◆ **Collected data entries**:
════════
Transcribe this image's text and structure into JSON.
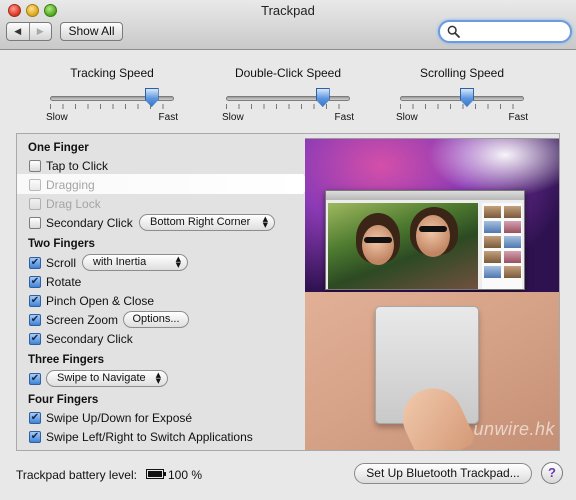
{
  "window": {
    "title": "Trackpad"
  },
  "toolbar": {
    "back_label": "◀",
    "forward_label": "▶",
    "show_all_label": "Show All",
    "search_value": "",
    "search_placeholder": ""
  },
  "sliders": [
    {
      "title": "Tracking Speed",
      "min_label": "Slow",
      "max_label": "Fast",
      "value_fraction": 0.82
    },
    {
      "title": "Double-Click Speed",
      "min_label": "Slow",
      "max_label": "Fast",
      "value_fraction": 0.78
    },
    {
      "title": "Scrolling Speed",
      "min_label": "Slow",
      "max_label": "Fast",
      "value_fraction": 0.54
    }
  ],
  "one_finger": {
    "title": "One Finger",
    "tap_to_click": {
      "label": "Tap to Click",
      "checked": false
    },
    "dragging": {
      "label": "Dragging",
      "checked": false,
      "enabled": false
    },
    "drag_lock": {
      "label": "Drag Lock",
      "checked": false,
      "enabled": false
    },
    "secondary_click": {
      "label": "Secondary Click",
      "checked": false,
      "option": "Bottom Right Corner"
    }
  },
  "two_fingers": {
    "title": "Two Fingers",
    "scroll": {
      "label": "Scroll",
      "checked": true,
      "option": "with Inertia"
    },
    "rotate": {
      "label": "Rotate",
      "checked": true
    },
    "pinch": {
      "label": "Pinch Open & Close",
      "checked": true
    },
    "screen_zoom": {
      "label": "Screen Zoom",
      "checked": true,
      "options_label": "Options..."
    },
    "secondary_click": {
      "label": "Secondary Click",
      "checked": true
    }
  },
  "three_fingers": {
    "title": "Three Fingers",
    "swipe": {
      "checked": true,
      "option": "Swipe to Navigate"
    }
  },
  "four_fingers": {
    "title": "Four Fingers",
    "swipe_up_down": {
      "label": "Swipe Up/Down for Exposé",
      "checked": true
    },
    "swipe_left_right": {
      "label": "Swipe Left/Right to Switch Applications",
      "checked": true
    }
  },
  "preview": {
    "watermark": "unwire.hk"
  },
  "footer": {
    "battery_label": "Trackpad battery level:",
    "battery_value": "100 %",
    "battery_percent": 100,
    "bluetooth_button": "Set Up Bluetooth Trackpad...",
    "help_label": "?"
  },
  "colors": {
    "accent": "#3f83d8",
    "window_bg": "#e8e8e8",
    "search_focus_ring": "#6b9be0"
  }
}
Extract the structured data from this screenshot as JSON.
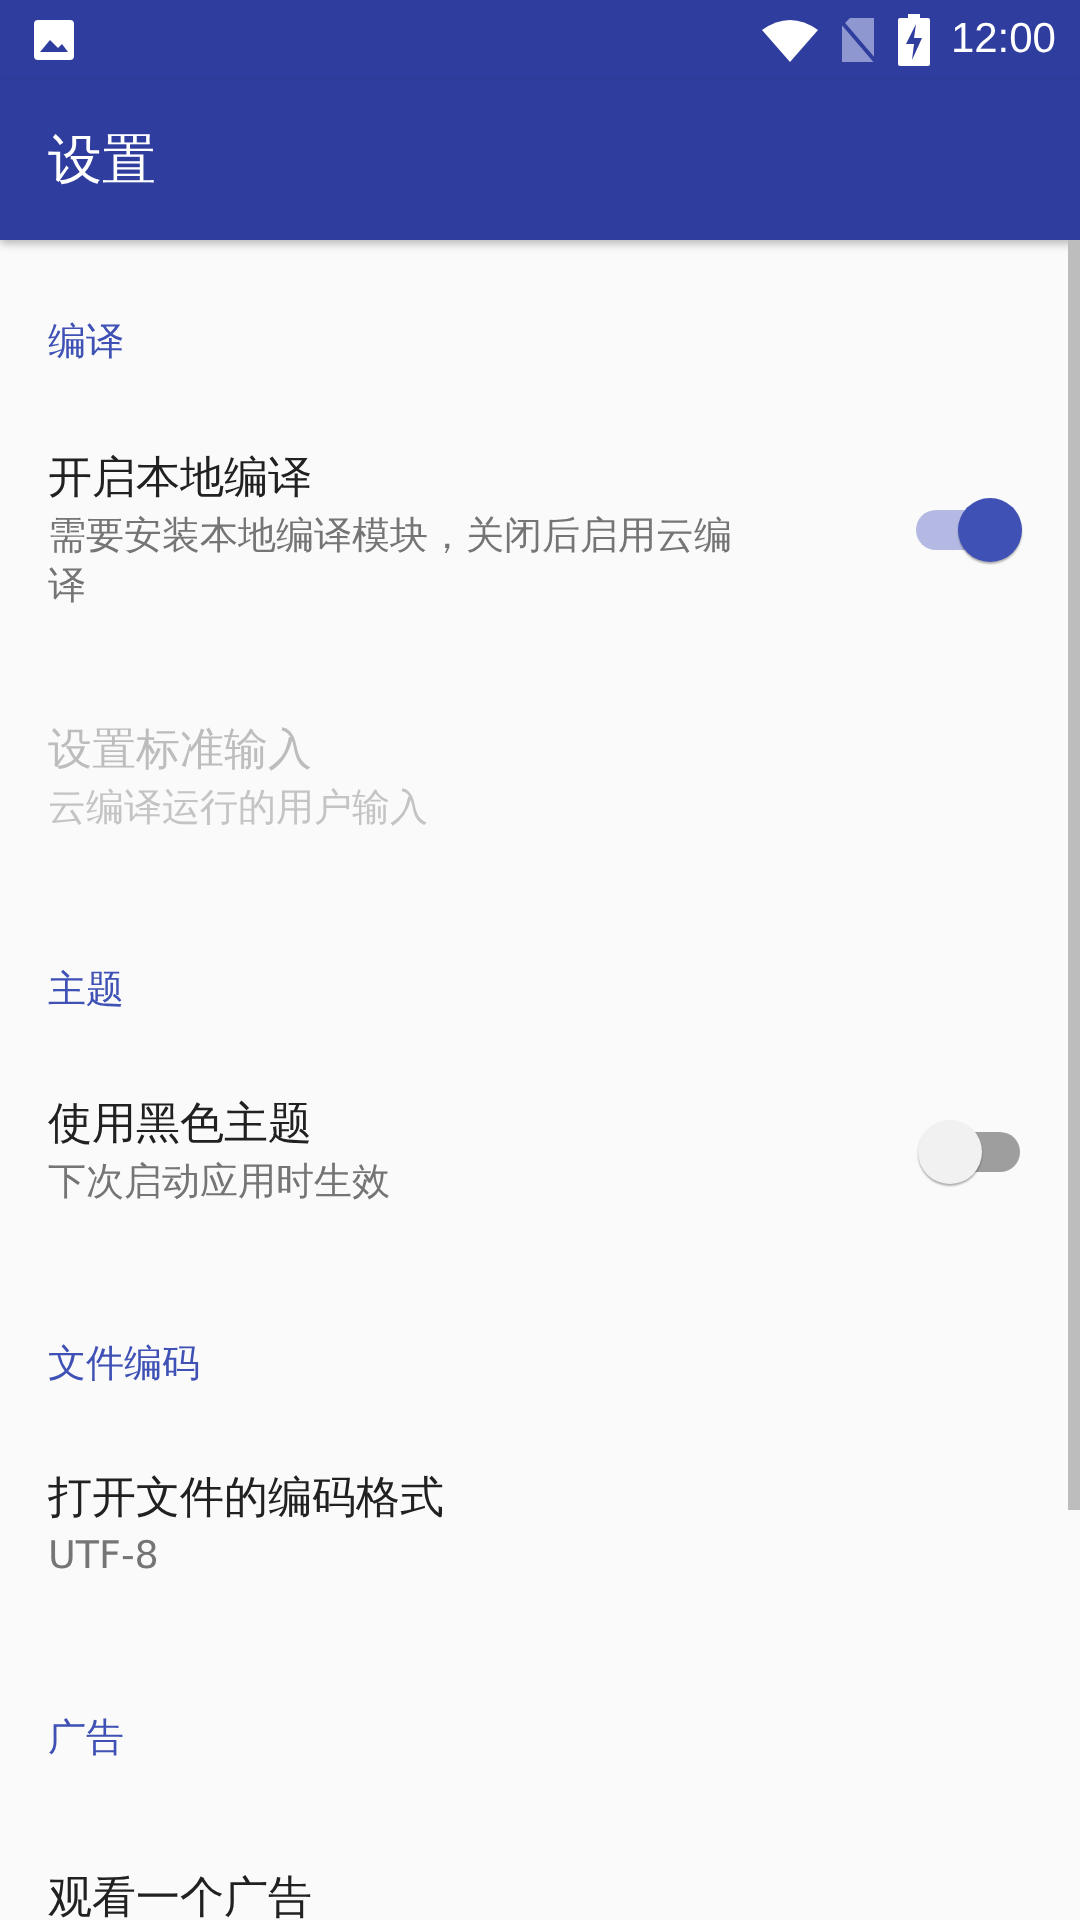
{
  "status_bar": {
    "time": "12:00"
  },
  "app_bar": {
    "title": "设置"
  },
  "sections": [
    {
      "title": "编译",
      "items": [
        {
          "kind": "switch",
          "title": "开启本地编译",
          "summary": "需要安装本地编译模块，关闭后启用云编译",
          "on": true,
          "disabled": false
        },
        {
          "kind": "plain",
          "title": "设置标准输入",
          "summary": "云编译运行的用户输入",
          "disabled": true
        }
      ]
    },
    {
      "title": "主题",
      "items": [
        {
          "kind": "switch",
          "title": "使用黑色主题",
          "summary": "下次启动应用时生效",
          "on": false,
          "disabled": false
        }
      ]
    },
    {
      "title": "文件编码",
      "items": [
        {
          "kind": "plain",
          "title": "打开文件的编码格式",
          "summary": "UTF-8",
          "disabled": false
        }
      ]
    },
    {
      "title": "广告",
      "items": [
        {
          "kind": "plain",
          "title": "观看一个广告",
          "disabled": false
        }
      ]
    }
  ]
}
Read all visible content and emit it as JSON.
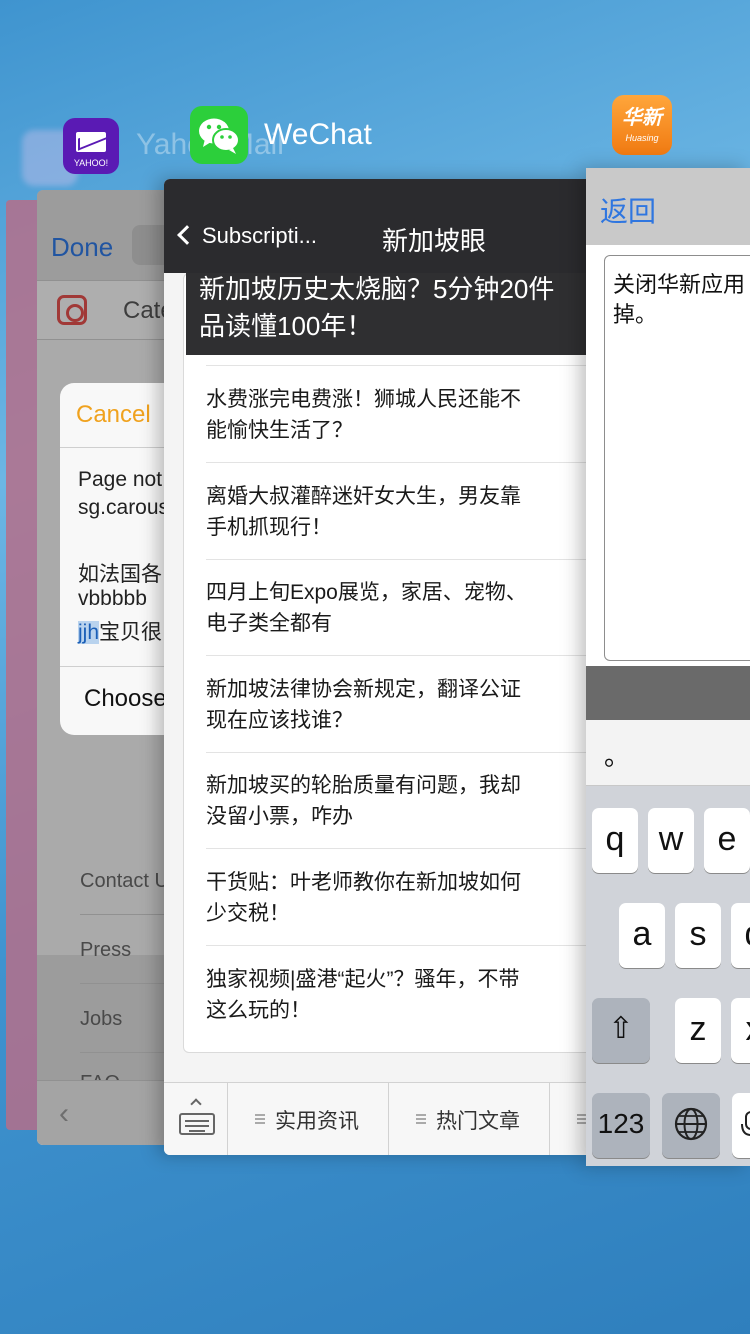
{
  "apps": {
    "yahoo": {
      "name": "Yahoo Mail",
      "icon_text": "YAHOO!",
      "done_label": "Done",
      "category_label": "Cate",
      "alert": {
        "cancel_label": "Cancel",
        "lines": [
          "Page not",
          "sg.carous"
        ],
        "body_line1": "如法国各",
        "body_line2": "vbbbbb",
        "body_line3_selected": "jjh",
        "body_line3_rest": "宝贝很",
        "choose_label": "Choose"
      },
      "footer_links": [
        "Contact U",
        "Press",
        "Jobs",
        "FAQ"
      ]
    },
    "wechat": {
      "name": "WeChat",
      "back_label": "Subscripti...",
      "title": "新加坡眼",
      "banner_lines": [
        "新加坡历史太烧脑？5分钟20件",
        "品读懂100年！"
      ],
      "articles": [
        [
          "水费涨完电费涨！狮城人民还能不",
          "能愉快生活了？"
        ],
        [
          "离婚大叔灌醉迷奸女大生，男友靠",
          "手机抓现行！"
        ],
        [
          "四月上旬Expo展览，家居、宠物、",
          "电子类全都有"
        ],
        [
          "新加坡法律协会新规定，翻译公证",
          "现在应该找谁？"
        ],
        [
          "新加坡买的轮胎质量有问题，我却",
          "没留小票，咋办"
        ],
        [
          "干货贴：叶老师教你在新加坡如何",
          "少交税！"
        ],
        [
          "独家视频|盛港“起火”？骚年，不带",
          "这么玩的！"
        ]
      ],
      "tabs": [
        "实用资讯",
        "热门文章"
      ]
    },
    "huaxin": {
      "icon_text": "华新",
      "icon_subtext": "Huasing",
      "back_label": "返回",
      "text_lines": [
        "关闭华新应用",
        "掉。"
      ],
      "candidate": "。",
      "keys_row1": [
        "q",
        "w",
        "e"
      ],
      "keys_row2": [
        "a",
        "s",
        "d"
      ],
      "keys_row3": [
        "z",
        "x"
      ],
      "key_numbers": "123"
    }
  },
  "colors": {
    "background": "#4a9fd6",
    "wechat_green": "#2ccf3b",
    "yahoo_purple": "#5a1ab4",
    "huaxin_orange": "#f58b1f",
    "ios_blue": "#2f76e0"
  }
}
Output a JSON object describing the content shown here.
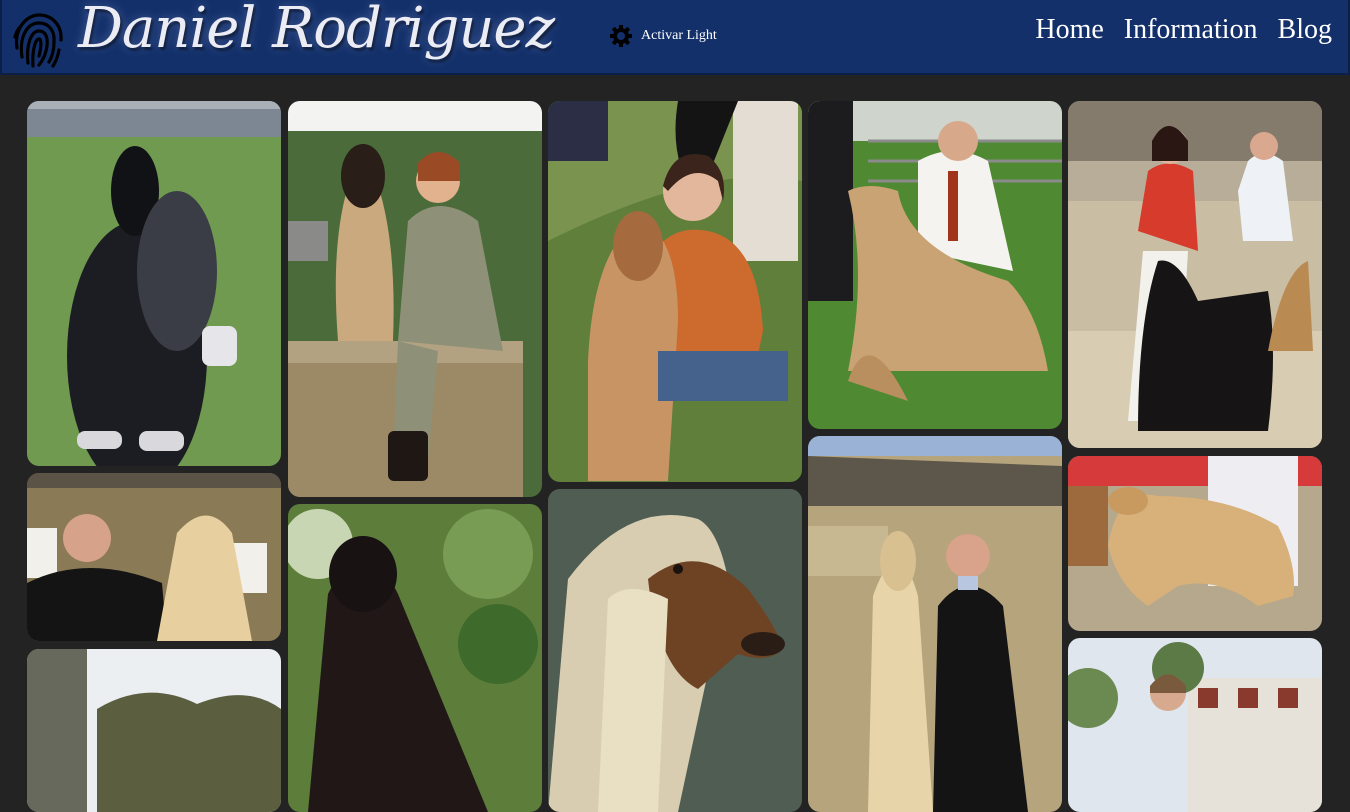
{
  "header": {
    "site_title": "Daniel Rodriguez",
    "logo_icon": "fingerprint-icon",
    "theme_toggle": {
      "icon": "gear-icon",
      "label": "Activar Light"
    },
    "nav": [
      {
        "label": "Home"
      },
      {
        "label": "Information"
      },
      {
        "label": "Blog"
      }
    ]
  },
  "colors": {
    "header_bg": "#13306a",
    "page_bg": "#232323",
    "nav_text": "#ffffff"
  },
  "gallery": {
    "photos": [
      {
        "subject": "black afghan hound on lawn"
      },
      {
        "subject": "man with blonde afghan hound by cottage"
      },
      {
        "subject": "photo near tree line"
      },
      {
        "subject": "woman in suit with afghan hound on stone wall"
      },
      {
        "subject": "black afghan hound in garden"
      },
      {
        "subject": "woman hugging golden afghan hound"
      },
      {
        "subject": "afghan hound head close-up"
      },
      {
        "subject": "man stacking golden afghan hound at show"
      },
      {
        "subject": "man with cream afghan hound by stone cottage"
      },
      {
        "subject": "woman in red jacket with black afghan hound"
      },
      {
        "subject": "golden afghan hound in show ring"
      },
      {
        "subject": "woman outdoors near buildings"
      }
    ]
  }
}
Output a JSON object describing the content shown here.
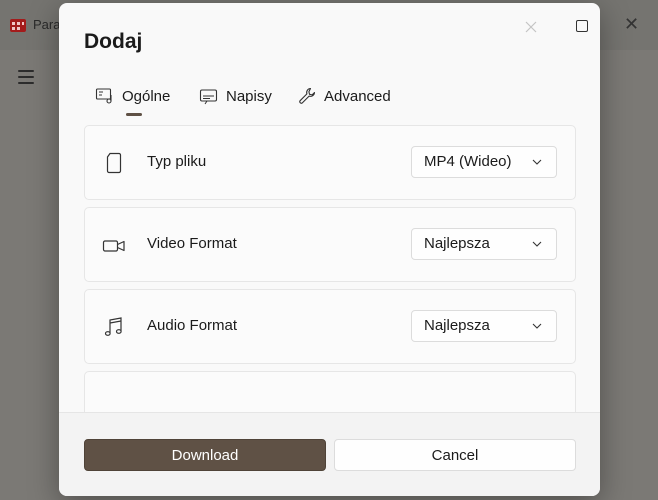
════════
◆ **PROBLEM DESCRIPTION**: Find and copy every line in the entries above where the string "summary" occurs.

◆ **RESPONSE TO THE TASK**:
          "summary": "需要安装本地编译模块，关闭后启用云编译",
          "summary": "云编译运行的用户输入",
          "summary": "下次启动应用时生效",
          "summary": "UTF-8",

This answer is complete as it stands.